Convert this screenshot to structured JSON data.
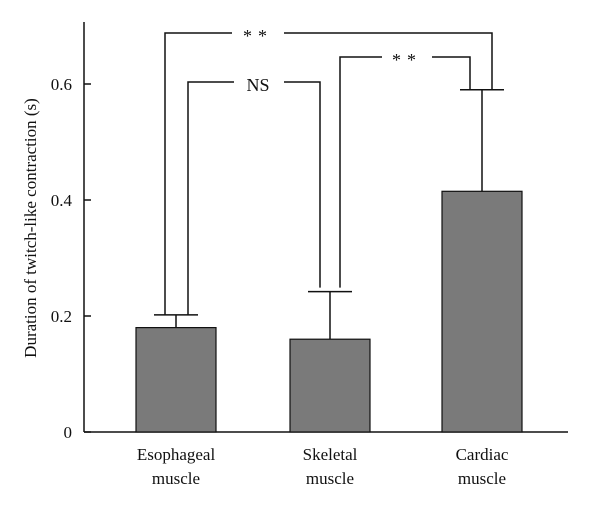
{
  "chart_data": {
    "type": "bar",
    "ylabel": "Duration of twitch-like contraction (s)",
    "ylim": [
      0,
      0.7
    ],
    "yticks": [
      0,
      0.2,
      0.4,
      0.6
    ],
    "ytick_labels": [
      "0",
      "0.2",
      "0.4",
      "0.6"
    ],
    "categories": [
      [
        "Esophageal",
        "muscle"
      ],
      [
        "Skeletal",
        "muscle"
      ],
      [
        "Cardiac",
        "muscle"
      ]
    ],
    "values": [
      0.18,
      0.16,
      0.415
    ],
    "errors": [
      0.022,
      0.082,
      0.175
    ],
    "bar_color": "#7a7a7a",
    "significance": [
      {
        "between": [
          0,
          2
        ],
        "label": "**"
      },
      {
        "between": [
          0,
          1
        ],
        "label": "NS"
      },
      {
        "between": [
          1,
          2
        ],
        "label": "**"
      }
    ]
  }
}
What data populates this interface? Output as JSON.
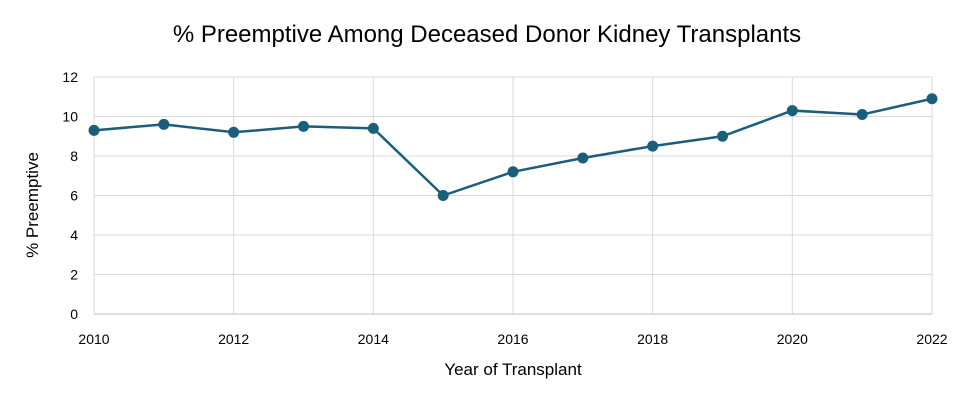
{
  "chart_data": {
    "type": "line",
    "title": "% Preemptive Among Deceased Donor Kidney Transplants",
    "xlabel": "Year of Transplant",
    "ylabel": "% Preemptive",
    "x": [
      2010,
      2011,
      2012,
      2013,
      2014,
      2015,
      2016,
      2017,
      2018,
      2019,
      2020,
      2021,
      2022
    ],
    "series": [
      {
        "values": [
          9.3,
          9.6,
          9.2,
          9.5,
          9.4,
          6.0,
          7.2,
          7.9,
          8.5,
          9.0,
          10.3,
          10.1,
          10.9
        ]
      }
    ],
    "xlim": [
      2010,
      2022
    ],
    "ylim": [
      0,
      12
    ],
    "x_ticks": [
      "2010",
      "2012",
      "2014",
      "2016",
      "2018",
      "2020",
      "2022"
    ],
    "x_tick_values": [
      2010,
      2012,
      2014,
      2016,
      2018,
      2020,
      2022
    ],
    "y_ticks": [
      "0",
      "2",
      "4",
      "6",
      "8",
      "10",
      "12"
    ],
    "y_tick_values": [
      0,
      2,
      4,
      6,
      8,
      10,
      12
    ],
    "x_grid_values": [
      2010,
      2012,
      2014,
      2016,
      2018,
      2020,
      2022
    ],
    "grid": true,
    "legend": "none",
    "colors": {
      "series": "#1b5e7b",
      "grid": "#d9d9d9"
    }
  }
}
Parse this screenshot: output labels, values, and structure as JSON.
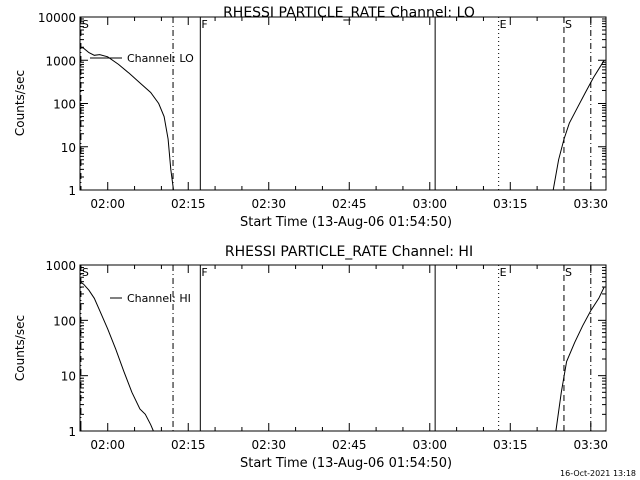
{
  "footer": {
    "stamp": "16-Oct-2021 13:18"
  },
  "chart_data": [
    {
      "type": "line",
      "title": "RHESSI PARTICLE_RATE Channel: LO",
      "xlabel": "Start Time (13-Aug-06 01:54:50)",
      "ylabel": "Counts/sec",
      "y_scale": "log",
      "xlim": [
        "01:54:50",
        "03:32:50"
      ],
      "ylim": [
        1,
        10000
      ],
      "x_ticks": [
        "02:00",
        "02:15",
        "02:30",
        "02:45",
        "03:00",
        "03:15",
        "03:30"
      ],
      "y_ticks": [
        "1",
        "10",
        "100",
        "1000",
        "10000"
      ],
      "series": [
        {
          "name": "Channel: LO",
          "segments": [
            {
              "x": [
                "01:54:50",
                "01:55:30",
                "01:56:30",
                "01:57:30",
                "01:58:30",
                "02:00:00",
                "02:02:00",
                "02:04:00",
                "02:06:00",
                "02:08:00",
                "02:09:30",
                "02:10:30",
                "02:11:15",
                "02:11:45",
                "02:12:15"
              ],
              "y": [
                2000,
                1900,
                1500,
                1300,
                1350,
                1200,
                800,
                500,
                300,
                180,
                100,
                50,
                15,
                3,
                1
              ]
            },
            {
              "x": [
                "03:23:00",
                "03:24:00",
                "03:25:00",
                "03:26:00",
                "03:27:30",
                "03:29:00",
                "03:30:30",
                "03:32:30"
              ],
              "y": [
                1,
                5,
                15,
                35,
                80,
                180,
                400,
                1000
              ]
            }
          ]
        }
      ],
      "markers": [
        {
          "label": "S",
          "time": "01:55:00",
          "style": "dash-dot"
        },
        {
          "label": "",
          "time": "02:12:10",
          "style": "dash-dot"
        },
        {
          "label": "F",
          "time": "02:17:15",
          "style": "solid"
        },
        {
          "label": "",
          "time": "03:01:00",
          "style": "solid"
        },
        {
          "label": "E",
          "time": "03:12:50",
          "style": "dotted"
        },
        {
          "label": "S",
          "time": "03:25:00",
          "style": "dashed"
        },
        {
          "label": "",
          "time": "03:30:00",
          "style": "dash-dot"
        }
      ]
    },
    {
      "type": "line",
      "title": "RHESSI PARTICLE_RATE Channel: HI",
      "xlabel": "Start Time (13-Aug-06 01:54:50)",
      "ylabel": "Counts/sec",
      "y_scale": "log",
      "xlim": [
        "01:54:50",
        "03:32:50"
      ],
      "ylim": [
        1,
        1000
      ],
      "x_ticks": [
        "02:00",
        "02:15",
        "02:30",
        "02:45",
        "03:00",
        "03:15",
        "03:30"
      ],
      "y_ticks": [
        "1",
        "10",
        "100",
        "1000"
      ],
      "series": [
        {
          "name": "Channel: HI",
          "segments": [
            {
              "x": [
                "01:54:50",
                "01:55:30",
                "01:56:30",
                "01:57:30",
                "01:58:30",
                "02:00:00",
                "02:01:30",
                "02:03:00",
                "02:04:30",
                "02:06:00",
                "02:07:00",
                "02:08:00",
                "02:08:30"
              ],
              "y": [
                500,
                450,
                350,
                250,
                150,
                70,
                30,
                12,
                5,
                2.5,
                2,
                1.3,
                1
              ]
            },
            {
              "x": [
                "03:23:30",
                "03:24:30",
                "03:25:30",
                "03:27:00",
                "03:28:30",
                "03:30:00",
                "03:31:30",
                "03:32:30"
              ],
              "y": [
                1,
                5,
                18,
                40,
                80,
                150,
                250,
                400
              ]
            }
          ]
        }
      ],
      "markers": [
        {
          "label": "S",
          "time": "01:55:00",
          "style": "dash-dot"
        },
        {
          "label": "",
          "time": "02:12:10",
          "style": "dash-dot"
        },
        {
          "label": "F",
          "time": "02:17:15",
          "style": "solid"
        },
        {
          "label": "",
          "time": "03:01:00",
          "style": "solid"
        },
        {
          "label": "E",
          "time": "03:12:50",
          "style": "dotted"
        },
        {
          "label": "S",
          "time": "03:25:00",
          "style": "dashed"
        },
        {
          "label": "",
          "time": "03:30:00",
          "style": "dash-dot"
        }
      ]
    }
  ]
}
··········
◆ **YOUR OBJECTIVE**
Give all the lines above again, character for character, without pictures.

◆ **RESULT OF THE EXERCISE**
Convert this screenshot to structured JSON data.
{
  "chart_data": {
    "type": "bar",
    "ylabel": "Duration of twitch-like contraction (s)",
    "ylim": [
      0,
      0.7
    ],
    "yticks": [
      0,
      0.2,
      0.4,
      0.6
    ],
    "ytick_labels": [
      "0",
      "0.2",
      "0.4",
      "0.6"
    ],
    "categories": [
      [
        "Esophageal",
        "muscle"
      ],
      [
        "Skeletal",
        "muscle"
      ],
      [
        "Cardiac",
        "muscle"
      ]
    ],
    "values": [
      0.18,
      0.16,
      0.415
    ],
    "errors": [
      0.022,
      0.082,
      0.175
    ],
    "bar_color": "#7a7a7a",
    "significance": [
      {
        "between": [
          0,
          2
        ],
        "label": "**"
      },
      {
        "between": [
          0,
          1
        ],
        "label": "NS"
      },
      {
        "between": [
          1,
          2
        ],
        "label": "**"
      }
    ]
  }
}
What data populates this interface? Output as JSON.
{
  "chart_data": {
    "type": "line",
    "title": "% Preemptive Among Deceased Donor Kidney Transplants",
    "xlabel": "Year of Transplant",
    "ylabel": "% Preemptive",
    "x": [
      2010,
      2011,
      2012,
      2013,
      2014,
      2015,
      2016,
      2017,
      2018,
      2019,
      2020,
      2021,
      2022
    ],
    "series": [
      {
        "values": [
          9.3,
          9.6,
          9.2,
          9.5,
          9.4,
          6.0,
          7.2,
          7.9,
          8.5,
          9.0,
          10.3,
          10.1,
          10.9
        ]
      }
    ],
    "xlim": [
      2010,
      2022
    ],
    "ylim": [
      0,
      12
    ],
    "x_ticks": [
      "2010",
      "2012",
      "2014",
      "2016",
      "2018",
      "2020",
      "2022"
    ],
    "x_tick_values": [
      2010,
      2012,
      2014,
      2016,
      2018,
      2020,
      2022
    ],
    "y_ticks": [
      "0",
      "2",
      "4",
      "6",
      "8",
      "10",
      "12"
    ],
    "y_tick_values": [
      0,
      2,
      4,
      6,
      8,
      10,
      12
    ],
    "x_grid_values": [
      2010,
      2012,
      2014,
      2016,
      2018,
      2020,
      2022
    ],
    "grid": true,
    "legend": "none",
    "colors": {
      "series": "#1b5e7b",
      "grid": "#d9d9d9"
    }
  }
}
Parse this screenshot: output labels, values, and structure as JSON.
{
  "footer": {
    "stamp": "16-Oct-2021 13:18"
  },
  "chart_data": [
    {
      "type": "line",
      "title": "RHESSI PARTICLE_RATE Channel: LO",
      "xlabel": "Start Time (13-Aug-06 01:54:50)",
      "ylabel": "Counts/sec",
      "y_scale": "log",
      "xlim": [
        "01:54:50",
        "03:32:50"
      ],
      "ylim": [
        1,
        10000
      ],
      "x_ticks": [
        "02:00",
        "02:15",
        "02:30",
        "02:45",
        "03:00",
        "03:15",
        "03:30"
      ],
      "y_ticks": [
        "1",
        "10",
        "100",
        "1000",
        "10000"
      ],
      "series": [
        {
          "name": "Channel: LO",
          "segments": [
            {
              "x": [
                "01:54:50",
                "01:55:30",
                "01:56:30",
                "01:57:30",
                "01:58:30",
                "02:00:00",
                "02:02:00",
                "02:04:00",
                "02:06:00",
                "02:08:00",
                "02:09:30",
                "02:10:30",
                "02:11:15",
                "02:11:45",
                "02:12:15"
              ],
              "y": [
                2000,
                1900,
                1500,
                1300,
                1350,
                1200,
                800,
                500,
                300,
                180,
                100,
                50,
                15,
                3,
                1
              ]
            },
            {
              "x": [
                "03:23:00",
                "03:24:00",
                "03:25:00",
                "03:26:00",
                "03:27:30",
                "03:29:00",
                "03:30:30",
                "03:32:30"
              ],
              "y": [
                1,
                5,
                15,
                35,
                80,
                180,
                400,
                1000
              ]
            }
          ]
        }
      ],
      "markers": [
        {
          "label": "S",
          "time": "01:55:00",
          "style": "dash-dot"
        },
        {
          "label": "",
          "time": "02:12:10",
          "style": "dash-dot"
        },
        {
          "label": "F",
          "time": "02:17:15",
          "style": "solid"
        },
        {
          "label": "",
          "time": "03:01:00",
          "style": "solid"
        },
        {
          "label": "E",
          "time": "03:12:50",
          "style": "dotted"
        },
        {
          "label": "S",
          "time": "03:25:00",
          "style": "dashed"
        },
        {
          "label": "",
          "time": "03:30:00",
          "style": "dash-dot"
        }
      ]
    },
    {
      "type": "line",
      "title": "RHESSI PARTICLE_RATE Channel: HI",
      "xlabel": "Start Time (13-Aug-06 01:54:50)",
      "ylabel": "Counts/sec",
      "y_scale": "log",
      "xlim": [
        "01:54:50",
        "03:32:50"
      ],
      "ylim": [
        1,
        1000
      ],
      "x_ticks": [
        "02:00",
        "02:15",
        "02:30",
        "02:45",
        "03:00",
        "03:15",
        "03:30"
      ],
      "y_ticks": [
        "1",
        "10",
        "100",
        "1000"
      ],
      "series": [
        {
          "name": "Channel: HI",
          "segments": [
            {
              "x": [
                "01:54:50",
                "01:55:30",
                "01:56:30",
                "01:57:30",
                "01:58:30",
                "02:00:00",
                "02:01:30",
                "02:03:00",
                "02:04:30",
                "02:06:00",
                "02:07:00",
                "02:08:00",
                "02:08:30"
              ],
              "y": [
                500,
                450,
                350,
                250,
                150,
                70,
                30,
                12,
                5,
                2.5,
                2,
                1.3,
                1
              ]
            },
            {
              "x": [
                "03:23:30",
                "03:24:30",
                "03:25:30",
                "03:27:00",
                "03:28:30",
                "03:30:00",
                "03:31:30",
                "03:32:30"
              ],
              "y": [
                1,
                5,
                18,
                40,
                80,
                150,
                250,
                400
              ]
            }
          ]
        }
      ],
      "markers": [
        {
          "label": "S",
          "time": "01:55:00",
          "style": "dash-dot"
        },
        {
          "label": "",
          "time": "02:12:10",
          "style": "dash-dot"
        },
        {
          "label": "F",
          "time": "02:17:15",
          "style": "solid"
        },
        {
          "label": "",
          "time": "03:01:00",
          "style": "solid"
        },
        {
          "label": "E",
          "time": "03:12:50",
          "style": "dotted"
        },
        {
          "label": "S",
          "time": "03:25:00",
          "style": "dashed"
        },
        {
          "label": "",
          "time": "03:30:00",
          "style": "dash-dot"
        }
      ]
    }
  ]
}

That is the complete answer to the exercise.